• [Given instruction]:
Find all lines in the records that include the word "force", and copy them out.

• [Listed entries]:
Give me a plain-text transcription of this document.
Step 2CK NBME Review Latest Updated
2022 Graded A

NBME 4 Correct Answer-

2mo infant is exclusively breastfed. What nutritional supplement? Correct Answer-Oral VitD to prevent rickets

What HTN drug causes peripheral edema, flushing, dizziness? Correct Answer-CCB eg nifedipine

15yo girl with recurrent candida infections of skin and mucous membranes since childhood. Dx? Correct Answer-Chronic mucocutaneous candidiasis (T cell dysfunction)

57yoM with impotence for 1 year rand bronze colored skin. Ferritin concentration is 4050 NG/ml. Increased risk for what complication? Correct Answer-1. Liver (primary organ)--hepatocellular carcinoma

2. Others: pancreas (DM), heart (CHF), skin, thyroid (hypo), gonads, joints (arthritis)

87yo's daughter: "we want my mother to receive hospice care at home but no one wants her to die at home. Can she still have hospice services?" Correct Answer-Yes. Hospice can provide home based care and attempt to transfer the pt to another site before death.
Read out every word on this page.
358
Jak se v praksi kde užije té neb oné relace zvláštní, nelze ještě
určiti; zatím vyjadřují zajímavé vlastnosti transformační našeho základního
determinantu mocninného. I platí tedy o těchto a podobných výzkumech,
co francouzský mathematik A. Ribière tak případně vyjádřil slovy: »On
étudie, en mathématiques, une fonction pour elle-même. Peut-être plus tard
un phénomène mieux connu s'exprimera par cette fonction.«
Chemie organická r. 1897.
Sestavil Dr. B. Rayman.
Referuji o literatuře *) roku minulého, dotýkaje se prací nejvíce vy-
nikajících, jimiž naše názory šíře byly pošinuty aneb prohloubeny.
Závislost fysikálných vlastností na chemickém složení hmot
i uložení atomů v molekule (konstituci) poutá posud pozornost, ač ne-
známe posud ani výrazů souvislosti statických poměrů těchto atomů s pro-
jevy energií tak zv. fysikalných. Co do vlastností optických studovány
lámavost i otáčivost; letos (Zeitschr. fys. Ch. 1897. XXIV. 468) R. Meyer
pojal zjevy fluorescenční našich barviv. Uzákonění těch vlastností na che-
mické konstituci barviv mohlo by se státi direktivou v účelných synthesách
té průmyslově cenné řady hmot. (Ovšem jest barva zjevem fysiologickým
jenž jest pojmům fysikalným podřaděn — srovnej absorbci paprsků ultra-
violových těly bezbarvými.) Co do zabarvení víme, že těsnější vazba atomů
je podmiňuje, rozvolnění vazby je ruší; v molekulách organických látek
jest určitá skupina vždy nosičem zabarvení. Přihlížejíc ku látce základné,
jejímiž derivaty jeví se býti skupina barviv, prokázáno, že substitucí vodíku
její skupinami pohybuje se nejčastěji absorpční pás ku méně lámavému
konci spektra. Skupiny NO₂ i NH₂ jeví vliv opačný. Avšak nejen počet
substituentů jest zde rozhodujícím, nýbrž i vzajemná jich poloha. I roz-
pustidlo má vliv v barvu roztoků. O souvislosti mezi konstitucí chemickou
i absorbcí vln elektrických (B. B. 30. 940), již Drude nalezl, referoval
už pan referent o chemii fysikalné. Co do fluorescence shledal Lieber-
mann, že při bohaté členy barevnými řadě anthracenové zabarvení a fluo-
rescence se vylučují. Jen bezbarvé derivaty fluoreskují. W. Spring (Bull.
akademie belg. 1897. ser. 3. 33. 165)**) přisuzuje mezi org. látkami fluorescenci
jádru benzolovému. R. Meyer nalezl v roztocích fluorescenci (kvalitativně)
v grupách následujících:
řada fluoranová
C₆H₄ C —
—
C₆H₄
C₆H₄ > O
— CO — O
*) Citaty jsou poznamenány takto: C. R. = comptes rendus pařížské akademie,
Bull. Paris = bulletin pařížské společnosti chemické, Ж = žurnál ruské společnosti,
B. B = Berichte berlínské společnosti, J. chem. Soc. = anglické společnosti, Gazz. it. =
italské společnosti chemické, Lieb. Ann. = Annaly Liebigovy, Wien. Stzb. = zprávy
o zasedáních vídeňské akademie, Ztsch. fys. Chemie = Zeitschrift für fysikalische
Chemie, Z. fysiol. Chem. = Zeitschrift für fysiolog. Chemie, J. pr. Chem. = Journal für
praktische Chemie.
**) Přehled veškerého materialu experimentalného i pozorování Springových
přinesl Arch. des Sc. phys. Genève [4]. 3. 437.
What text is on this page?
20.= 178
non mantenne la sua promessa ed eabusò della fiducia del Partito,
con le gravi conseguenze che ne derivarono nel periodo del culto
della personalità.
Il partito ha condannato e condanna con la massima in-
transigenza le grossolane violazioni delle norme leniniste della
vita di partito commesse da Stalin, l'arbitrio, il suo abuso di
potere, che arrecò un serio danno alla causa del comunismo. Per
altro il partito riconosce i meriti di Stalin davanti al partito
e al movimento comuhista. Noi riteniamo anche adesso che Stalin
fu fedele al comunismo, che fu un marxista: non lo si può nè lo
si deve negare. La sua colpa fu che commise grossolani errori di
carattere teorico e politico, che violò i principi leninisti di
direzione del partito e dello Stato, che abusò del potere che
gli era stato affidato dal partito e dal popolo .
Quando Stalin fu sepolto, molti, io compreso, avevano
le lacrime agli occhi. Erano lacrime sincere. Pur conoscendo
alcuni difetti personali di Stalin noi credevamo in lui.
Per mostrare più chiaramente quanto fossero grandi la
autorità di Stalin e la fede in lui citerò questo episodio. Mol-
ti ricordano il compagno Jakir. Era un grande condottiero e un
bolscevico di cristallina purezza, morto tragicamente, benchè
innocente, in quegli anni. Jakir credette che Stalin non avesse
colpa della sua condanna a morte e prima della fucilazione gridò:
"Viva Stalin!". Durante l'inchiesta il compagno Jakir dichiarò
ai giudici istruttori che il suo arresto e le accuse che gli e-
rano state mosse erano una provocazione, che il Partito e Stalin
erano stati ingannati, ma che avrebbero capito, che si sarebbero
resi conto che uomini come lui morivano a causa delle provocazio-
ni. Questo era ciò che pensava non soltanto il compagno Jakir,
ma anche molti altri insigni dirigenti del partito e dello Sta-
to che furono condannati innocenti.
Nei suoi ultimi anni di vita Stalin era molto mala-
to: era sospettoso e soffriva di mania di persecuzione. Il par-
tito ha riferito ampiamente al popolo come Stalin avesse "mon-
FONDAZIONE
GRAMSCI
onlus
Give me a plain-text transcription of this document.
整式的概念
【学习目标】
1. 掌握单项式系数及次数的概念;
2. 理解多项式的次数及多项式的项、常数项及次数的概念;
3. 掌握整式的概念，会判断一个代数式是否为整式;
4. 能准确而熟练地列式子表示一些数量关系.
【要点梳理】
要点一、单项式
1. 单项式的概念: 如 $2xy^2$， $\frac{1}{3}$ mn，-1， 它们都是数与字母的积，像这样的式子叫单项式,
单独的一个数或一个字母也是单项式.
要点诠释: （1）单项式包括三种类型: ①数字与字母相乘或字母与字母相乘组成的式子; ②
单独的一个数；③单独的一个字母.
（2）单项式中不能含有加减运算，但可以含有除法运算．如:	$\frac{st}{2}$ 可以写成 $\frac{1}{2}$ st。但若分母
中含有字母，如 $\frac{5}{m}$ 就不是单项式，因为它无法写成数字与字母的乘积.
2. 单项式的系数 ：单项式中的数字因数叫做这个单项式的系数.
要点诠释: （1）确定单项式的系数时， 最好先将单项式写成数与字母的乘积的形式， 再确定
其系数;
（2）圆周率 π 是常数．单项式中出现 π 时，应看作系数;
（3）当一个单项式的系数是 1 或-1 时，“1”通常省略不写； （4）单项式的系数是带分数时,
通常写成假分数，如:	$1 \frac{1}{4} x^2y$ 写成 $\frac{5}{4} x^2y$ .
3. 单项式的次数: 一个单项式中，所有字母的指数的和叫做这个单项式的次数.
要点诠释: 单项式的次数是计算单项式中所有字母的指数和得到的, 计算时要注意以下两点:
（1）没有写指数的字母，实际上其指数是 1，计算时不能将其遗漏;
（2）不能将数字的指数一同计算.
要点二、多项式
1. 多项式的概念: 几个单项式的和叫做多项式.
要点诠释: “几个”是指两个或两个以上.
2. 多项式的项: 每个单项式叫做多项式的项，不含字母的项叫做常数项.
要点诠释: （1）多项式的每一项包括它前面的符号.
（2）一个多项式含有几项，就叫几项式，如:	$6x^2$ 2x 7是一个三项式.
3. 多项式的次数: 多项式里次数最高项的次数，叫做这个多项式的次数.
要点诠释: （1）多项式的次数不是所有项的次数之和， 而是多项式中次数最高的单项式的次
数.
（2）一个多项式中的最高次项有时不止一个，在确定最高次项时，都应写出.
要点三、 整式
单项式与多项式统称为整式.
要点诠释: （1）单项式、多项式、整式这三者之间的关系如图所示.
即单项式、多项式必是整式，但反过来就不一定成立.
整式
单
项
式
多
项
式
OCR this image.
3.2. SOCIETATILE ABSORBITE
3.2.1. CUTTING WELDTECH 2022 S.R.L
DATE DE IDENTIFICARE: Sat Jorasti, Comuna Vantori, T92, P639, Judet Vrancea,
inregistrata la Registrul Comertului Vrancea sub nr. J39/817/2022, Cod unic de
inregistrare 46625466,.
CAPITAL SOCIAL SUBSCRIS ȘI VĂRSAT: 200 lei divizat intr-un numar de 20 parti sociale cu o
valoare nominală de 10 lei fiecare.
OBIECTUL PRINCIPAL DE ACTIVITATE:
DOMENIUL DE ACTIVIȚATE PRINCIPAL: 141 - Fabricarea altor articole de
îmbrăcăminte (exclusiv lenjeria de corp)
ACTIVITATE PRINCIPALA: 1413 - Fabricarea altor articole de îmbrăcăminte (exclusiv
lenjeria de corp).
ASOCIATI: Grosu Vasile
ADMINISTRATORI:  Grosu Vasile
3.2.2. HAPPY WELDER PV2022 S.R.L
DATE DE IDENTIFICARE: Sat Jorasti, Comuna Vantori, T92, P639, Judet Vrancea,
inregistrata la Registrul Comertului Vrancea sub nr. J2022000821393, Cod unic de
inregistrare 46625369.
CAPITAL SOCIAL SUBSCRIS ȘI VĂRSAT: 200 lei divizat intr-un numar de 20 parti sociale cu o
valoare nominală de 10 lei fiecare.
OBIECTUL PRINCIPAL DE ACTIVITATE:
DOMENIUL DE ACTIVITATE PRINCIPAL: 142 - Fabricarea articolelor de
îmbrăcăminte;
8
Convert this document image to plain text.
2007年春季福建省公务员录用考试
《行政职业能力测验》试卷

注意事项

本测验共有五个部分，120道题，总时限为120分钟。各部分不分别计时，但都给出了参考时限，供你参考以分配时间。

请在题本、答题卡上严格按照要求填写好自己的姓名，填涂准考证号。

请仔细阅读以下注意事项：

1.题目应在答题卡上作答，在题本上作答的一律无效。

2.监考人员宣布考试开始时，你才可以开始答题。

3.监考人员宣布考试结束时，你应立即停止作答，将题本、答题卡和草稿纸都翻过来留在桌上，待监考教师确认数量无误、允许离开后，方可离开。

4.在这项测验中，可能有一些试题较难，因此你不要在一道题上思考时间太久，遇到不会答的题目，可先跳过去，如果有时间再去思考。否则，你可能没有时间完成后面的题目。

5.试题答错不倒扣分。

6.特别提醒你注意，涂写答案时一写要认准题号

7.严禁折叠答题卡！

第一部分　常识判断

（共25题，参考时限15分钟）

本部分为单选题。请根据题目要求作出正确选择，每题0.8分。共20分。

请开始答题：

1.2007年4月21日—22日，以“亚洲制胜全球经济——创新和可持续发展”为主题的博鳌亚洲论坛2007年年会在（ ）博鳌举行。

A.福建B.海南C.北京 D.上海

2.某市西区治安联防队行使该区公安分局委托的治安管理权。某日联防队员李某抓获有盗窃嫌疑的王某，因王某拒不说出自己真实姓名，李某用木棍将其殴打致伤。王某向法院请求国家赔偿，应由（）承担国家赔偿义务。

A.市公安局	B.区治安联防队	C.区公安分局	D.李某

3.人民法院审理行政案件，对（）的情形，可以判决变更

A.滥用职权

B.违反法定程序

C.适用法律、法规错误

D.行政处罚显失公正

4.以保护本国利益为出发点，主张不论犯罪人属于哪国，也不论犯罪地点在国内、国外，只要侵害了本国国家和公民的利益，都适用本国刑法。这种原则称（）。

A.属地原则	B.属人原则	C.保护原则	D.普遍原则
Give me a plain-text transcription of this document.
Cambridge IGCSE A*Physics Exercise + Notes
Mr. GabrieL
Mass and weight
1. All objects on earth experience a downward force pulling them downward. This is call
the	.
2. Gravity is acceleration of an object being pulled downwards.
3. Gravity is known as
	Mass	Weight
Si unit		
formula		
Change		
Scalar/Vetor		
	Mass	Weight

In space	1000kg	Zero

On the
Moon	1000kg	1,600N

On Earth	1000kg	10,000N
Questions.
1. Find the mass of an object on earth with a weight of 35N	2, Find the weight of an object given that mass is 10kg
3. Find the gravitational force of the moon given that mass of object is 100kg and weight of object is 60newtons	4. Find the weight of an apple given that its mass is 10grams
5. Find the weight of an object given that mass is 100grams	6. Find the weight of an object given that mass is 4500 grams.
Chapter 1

• [Solved problem]:
1. All objects on earth experience a downward force pulling them downward. This is call
3. Find the gravitational force of the moon given that mass of object is 100kg and weight of object is 60newtons	4. Find the weight of an apple given that its mass is 10grams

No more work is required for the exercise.